GIVEN INSTRUCTION
Select every line containing the word "xgtrader" from the material, and copy those lines.

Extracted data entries
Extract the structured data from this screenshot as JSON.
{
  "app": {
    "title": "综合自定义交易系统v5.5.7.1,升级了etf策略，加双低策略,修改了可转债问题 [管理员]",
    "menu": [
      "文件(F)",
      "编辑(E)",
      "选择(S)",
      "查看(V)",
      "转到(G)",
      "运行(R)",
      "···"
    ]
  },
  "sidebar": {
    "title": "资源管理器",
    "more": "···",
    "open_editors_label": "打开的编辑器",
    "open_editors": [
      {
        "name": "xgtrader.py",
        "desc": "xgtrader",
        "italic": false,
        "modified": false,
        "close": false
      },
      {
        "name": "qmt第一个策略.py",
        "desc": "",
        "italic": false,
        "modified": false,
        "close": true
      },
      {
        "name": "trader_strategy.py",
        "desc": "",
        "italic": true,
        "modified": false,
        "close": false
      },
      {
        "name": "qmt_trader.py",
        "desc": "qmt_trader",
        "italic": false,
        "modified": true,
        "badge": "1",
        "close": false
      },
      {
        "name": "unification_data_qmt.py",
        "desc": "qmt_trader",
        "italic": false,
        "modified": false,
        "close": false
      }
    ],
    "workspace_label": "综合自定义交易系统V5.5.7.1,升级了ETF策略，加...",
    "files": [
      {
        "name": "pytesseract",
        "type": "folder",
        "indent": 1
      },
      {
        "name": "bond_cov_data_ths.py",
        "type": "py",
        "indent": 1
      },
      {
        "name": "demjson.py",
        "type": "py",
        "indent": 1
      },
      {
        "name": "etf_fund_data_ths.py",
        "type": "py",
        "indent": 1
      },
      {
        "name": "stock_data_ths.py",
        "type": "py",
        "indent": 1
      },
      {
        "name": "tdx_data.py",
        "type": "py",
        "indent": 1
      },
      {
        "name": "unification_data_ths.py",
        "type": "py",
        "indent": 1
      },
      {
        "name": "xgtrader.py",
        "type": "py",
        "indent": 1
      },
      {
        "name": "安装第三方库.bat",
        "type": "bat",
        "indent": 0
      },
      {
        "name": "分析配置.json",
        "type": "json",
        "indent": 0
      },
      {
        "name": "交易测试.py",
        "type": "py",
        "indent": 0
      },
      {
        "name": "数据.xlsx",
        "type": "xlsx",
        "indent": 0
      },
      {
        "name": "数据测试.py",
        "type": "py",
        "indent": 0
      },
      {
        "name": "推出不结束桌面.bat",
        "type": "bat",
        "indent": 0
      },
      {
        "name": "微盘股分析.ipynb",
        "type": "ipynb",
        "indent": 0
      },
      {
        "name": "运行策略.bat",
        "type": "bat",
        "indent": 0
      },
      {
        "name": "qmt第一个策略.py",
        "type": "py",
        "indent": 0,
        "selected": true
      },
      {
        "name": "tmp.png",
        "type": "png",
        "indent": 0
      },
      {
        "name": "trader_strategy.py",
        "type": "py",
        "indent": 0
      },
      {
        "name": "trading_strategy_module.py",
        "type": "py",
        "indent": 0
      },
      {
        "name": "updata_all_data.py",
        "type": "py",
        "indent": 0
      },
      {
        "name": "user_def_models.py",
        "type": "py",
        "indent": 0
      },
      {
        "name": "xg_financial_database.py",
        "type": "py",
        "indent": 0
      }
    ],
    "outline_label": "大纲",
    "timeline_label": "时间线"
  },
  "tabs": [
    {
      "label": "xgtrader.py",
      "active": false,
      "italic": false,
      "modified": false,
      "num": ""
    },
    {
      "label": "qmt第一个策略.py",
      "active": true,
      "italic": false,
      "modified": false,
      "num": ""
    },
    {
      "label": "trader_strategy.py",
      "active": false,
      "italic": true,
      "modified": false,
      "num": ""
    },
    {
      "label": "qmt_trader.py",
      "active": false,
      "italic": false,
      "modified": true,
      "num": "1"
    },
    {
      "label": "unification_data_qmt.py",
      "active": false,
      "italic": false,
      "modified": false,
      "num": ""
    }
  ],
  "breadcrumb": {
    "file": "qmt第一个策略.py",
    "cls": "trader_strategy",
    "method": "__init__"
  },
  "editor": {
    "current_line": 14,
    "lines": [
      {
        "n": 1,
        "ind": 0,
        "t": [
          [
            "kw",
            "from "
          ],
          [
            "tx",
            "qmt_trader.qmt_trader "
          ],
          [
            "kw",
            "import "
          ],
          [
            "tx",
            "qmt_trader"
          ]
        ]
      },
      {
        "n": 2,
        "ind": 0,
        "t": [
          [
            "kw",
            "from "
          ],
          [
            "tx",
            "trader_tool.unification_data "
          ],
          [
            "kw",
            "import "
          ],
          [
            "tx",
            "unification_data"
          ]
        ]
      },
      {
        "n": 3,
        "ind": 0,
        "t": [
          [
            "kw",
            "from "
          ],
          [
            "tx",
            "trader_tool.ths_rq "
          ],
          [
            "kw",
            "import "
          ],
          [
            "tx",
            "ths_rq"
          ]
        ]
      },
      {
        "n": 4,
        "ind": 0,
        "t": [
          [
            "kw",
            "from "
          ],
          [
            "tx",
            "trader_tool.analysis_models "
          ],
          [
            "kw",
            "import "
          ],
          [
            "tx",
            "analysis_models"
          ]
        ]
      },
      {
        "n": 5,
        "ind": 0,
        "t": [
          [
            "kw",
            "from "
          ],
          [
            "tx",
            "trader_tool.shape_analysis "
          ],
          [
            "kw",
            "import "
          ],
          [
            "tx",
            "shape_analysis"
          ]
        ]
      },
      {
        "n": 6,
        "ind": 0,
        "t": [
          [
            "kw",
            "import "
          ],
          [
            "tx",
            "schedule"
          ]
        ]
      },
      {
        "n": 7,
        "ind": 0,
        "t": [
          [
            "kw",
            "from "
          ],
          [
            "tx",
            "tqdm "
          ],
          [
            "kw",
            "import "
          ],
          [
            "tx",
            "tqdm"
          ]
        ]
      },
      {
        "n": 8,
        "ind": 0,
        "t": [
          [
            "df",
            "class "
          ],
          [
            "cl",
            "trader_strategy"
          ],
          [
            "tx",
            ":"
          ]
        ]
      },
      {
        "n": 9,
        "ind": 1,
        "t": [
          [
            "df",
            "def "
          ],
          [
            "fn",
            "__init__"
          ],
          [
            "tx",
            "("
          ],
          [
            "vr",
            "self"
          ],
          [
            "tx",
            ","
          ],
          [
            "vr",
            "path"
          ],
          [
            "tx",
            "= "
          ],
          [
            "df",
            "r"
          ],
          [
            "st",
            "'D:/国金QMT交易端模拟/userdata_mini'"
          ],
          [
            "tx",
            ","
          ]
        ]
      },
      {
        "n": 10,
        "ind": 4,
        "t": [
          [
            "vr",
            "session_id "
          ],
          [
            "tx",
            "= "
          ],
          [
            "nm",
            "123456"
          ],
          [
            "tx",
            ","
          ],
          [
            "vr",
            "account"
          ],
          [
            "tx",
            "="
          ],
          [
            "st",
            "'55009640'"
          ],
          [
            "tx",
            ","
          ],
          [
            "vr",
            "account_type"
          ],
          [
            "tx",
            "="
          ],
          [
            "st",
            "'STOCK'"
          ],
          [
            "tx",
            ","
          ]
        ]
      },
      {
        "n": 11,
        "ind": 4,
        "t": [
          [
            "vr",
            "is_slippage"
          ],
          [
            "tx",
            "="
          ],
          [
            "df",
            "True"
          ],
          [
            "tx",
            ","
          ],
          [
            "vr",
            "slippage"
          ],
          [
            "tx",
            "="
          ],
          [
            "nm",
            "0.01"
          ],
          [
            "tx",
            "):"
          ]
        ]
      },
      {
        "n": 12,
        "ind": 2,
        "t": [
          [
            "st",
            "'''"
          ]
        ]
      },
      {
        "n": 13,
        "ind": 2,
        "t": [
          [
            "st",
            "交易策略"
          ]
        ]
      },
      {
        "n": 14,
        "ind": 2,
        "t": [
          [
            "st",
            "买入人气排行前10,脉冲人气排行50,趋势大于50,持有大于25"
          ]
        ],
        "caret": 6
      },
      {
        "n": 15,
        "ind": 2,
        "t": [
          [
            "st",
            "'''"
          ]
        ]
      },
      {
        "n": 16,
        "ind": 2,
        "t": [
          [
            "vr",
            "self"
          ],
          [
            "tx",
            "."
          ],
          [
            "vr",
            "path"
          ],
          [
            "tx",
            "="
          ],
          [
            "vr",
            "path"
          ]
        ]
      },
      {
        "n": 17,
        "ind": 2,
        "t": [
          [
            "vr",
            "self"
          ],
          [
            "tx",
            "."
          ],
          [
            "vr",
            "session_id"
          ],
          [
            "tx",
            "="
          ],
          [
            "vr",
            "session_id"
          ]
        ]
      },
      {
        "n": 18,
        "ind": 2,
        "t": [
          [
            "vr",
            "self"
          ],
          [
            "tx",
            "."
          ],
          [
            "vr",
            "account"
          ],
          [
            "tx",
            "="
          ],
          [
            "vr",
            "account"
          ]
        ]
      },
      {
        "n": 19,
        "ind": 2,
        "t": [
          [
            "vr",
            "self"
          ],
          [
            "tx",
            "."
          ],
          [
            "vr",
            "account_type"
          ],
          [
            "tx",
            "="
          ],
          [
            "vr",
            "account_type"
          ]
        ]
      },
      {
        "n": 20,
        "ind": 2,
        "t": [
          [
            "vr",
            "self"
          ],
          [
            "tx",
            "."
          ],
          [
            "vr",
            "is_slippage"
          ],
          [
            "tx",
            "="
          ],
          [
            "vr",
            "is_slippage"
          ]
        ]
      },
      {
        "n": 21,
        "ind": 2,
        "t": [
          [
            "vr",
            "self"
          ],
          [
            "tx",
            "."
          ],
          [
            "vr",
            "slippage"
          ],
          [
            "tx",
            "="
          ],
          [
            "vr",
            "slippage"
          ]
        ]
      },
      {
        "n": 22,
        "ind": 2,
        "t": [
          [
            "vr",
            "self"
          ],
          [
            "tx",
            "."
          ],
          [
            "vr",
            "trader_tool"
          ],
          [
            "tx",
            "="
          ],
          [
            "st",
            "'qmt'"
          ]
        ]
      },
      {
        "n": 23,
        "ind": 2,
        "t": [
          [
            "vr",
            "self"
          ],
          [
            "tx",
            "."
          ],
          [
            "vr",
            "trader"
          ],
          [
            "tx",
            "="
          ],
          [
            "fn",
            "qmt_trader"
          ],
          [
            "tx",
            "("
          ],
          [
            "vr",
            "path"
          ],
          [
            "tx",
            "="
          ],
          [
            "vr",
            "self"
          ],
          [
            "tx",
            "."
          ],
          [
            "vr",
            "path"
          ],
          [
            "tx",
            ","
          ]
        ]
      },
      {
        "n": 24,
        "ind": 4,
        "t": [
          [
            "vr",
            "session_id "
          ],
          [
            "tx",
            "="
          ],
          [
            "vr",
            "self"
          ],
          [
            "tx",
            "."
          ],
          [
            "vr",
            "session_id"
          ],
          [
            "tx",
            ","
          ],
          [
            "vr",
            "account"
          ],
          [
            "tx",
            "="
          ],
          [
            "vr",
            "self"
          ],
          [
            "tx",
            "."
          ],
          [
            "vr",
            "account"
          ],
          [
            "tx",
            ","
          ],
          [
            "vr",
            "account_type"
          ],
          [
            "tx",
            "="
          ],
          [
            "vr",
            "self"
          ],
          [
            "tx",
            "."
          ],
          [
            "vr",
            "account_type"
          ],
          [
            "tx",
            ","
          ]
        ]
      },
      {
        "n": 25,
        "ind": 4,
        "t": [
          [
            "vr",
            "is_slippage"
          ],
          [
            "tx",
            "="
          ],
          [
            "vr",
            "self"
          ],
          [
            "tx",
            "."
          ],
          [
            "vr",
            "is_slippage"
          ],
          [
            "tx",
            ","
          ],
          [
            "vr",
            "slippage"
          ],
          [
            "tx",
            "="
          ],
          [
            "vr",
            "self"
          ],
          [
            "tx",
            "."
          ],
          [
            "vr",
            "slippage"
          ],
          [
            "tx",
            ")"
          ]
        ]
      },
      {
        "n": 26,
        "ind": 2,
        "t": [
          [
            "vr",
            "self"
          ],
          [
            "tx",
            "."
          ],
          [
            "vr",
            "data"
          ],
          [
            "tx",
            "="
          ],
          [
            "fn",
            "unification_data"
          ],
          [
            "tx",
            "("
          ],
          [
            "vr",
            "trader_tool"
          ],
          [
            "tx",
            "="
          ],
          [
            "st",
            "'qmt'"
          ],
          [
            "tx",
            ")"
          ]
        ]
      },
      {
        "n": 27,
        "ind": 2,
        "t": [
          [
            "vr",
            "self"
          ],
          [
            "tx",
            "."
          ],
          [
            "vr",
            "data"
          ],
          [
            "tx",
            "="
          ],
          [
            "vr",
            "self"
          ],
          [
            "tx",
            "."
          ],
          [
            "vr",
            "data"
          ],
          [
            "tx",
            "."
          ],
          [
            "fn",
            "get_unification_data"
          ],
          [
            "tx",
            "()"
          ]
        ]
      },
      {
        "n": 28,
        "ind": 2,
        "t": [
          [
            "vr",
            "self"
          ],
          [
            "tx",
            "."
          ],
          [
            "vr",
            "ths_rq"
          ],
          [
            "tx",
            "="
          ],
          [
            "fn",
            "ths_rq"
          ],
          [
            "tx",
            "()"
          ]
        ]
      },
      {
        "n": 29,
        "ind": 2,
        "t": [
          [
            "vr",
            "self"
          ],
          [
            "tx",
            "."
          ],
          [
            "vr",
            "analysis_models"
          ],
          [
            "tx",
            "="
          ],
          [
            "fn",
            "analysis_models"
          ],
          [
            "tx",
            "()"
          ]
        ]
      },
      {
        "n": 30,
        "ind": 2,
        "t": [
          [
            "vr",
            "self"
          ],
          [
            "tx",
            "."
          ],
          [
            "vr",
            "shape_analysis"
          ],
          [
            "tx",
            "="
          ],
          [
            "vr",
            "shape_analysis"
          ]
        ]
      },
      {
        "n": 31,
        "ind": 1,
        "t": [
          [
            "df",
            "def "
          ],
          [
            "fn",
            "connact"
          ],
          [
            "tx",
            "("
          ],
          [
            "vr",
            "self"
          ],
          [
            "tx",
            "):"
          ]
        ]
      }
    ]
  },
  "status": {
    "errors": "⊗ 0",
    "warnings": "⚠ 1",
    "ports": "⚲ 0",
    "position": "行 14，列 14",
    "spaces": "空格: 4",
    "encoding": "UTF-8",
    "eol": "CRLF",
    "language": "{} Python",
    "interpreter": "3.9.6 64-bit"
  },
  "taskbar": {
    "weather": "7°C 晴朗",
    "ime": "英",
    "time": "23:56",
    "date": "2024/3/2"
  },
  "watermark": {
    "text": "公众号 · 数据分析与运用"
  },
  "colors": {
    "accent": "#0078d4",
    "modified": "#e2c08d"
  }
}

WRITTEN REPLY
        "name": "xgtrader.py",
        "desc": "xgtrader",
        "name": "xgtrader.py",
      "label": "xgtrader.py",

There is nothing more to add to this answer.